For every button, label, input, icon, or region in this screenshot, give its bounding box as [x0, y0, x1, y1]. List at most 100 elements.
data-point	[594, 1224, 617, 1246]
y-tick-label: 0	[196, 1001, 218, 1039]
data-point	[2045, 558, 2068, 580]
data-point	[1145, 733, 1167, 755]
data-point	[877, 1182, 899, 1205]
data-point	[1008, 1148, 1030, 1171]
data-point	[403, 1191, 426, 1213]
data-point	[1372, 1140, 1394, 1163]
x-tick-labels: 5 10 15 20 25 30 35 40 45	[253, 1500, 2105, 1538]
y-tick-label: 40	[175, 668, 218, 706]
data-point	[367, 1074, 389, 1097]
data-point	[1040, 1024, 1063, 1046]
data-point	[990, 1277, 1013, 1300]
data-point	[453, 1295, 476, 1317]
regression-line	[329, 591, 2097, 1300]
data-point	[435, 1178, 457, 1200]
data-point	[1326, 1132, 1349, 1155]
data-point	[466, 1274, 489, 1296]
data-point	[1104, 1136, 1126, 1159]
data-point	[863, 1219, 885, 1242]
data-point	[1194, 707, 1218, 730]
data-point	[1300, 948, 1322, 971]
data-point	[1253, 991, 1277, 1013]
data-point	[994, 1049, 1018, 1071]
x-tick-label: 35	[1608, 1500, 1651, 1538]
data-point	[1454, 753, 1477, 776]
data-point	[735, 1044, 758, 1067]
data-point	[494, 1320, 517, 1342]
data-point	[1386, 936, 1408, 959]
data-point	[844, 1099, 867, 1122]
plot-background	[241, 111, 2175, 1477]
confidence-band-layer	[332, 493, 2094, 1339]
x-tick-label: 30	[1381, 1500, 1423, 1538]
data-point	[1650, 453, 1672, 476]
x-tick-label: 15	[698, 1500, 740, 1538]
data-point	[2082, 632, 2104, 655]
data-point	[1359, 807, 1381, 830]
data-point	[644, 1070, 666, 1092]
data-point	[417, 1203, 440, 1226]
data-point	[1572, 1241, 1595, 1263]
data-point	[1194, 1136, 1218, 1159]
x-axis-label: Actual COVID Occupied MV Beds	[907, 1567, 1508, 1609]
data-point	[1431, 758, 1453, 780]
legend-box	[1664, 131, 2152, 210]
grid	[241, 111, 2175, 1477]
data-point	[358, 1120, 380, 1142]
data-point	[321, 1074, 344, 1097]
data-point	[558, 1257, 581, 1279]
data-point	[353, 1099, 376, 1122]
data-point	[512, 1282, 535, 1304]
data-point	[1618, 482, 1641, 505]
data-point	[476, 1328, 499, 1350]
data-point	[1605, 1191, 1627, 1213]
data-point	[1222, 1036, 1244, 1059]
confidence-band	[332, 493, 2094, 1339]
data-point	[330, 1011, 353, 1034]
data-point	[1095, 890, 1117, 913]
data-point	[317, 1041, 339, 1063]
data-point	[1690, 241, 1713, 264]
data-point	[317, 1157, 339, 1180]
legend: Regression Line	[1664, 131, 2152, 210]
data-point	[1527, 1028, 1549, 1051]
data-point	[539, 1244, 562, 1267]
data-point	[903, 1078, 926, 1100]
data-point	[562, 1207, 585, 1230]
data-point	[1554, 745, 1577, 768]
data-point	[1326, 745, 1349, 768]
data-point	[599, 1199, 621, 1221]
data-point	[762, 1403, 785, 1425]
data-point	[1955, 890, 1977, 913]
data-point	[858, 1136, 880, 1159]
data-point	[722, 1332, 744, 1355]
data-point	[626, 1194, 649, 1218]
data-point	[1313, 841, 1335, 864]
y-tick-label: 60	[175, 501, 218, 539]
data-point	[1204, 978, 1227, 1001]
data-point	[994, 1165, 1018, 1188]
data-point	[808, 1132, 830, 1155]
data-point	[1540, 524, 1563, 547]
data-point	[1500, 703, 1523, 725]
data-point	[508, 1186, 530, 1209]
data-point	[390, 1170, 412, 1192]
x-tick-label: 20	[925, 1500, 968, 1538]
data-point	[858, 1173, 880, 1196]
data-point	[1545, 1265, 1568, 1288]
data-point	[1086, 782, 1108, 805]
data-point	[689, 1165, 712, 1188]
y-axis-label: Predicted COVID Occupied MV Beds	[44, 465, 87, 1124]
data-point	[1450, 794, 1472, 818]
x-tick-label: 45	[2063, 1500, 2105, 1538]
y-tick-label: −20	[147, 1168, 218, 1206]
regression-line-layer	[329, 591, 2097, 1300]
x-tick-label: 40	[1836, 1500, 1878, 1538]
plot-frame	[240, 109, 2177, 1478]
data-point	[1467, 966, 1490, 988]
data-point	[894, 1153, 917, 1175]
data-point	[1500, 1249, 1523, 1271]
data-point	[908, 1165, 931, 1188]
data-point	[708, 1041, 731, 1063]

--- --- ---

» **Description of the task**
Reproduce verbatim everything from the start of the entries down to and including the line that contains "1500, 740, 1538]".

» **Worked answer**
For every button, label, input, icon, or region in this screenshot, give its bounding box as [x0, y0, x1, y1]. List at most 100 elements.
data-point	[594, 1224, 617, 1246]
y-tick-label: 0	[196, 1001, 218, 1039]
data-point	[2045, 558, 2068, 580]
data-point	[1145, 733, 1167, 755]
data-point	[877, 1182, 899, 1205]
data-point	[1008, 1148, 1030, 1171]
data-point	[403, 1191, 426, 1213]
data-point	[1372, 1140, 1394, 1163]
x-tick-labels: 5 10 15 20 25 30 35 40 45	[253, 1500, 2105, 1538]
y-tick-label: 40	[175, 668, 218, 706]
data-point	[367, 1074, 389, 1097]
data-point	[1040, 1024, 1063, 1046]
data-point	[990, 1277, 1013, 1300]
data-point	[453, 1295, 476, 1317]
regression-line	[329, 591, 2097, 1300]
data-point	[435, 1178, 457, 1200]
data-point	[1326, 1132, 1349, 1155]
data-point	[466, 1274, 489, 1296]
data-point	[1104, 1136, 1126, 1159]
data-point	[863, 1219, 885, 1242]
data-point	[1194, 707, 1218, 730]
data-point	[1300, 948, 1322, 971]
data-point	[1253, 991, 1277, 1013]
data-point	[994, 1049, 1018, 1071]
x-tick-label: 35	[1608, 1500, 1651, 1538]
data-point	[1454, 753, 1477, 776]
data-point	[735, 1044, 758, 1067]
data-point	[494, 1320, 517, 1342]
data-point	[1386, 936, 1408, 959]
data-point	[844, 1099, 867, 1122]
plot-background	[241, 111, 2175, 1477]
confidence-band-layer	[332, 493, 2094, 1339]
x-tick-label: 30	[1381, 1500, 1423, 1538]
data-point	[1650, 453, 1672, 476]
x-tick-label: 15	[698, 1500, 740, 1538]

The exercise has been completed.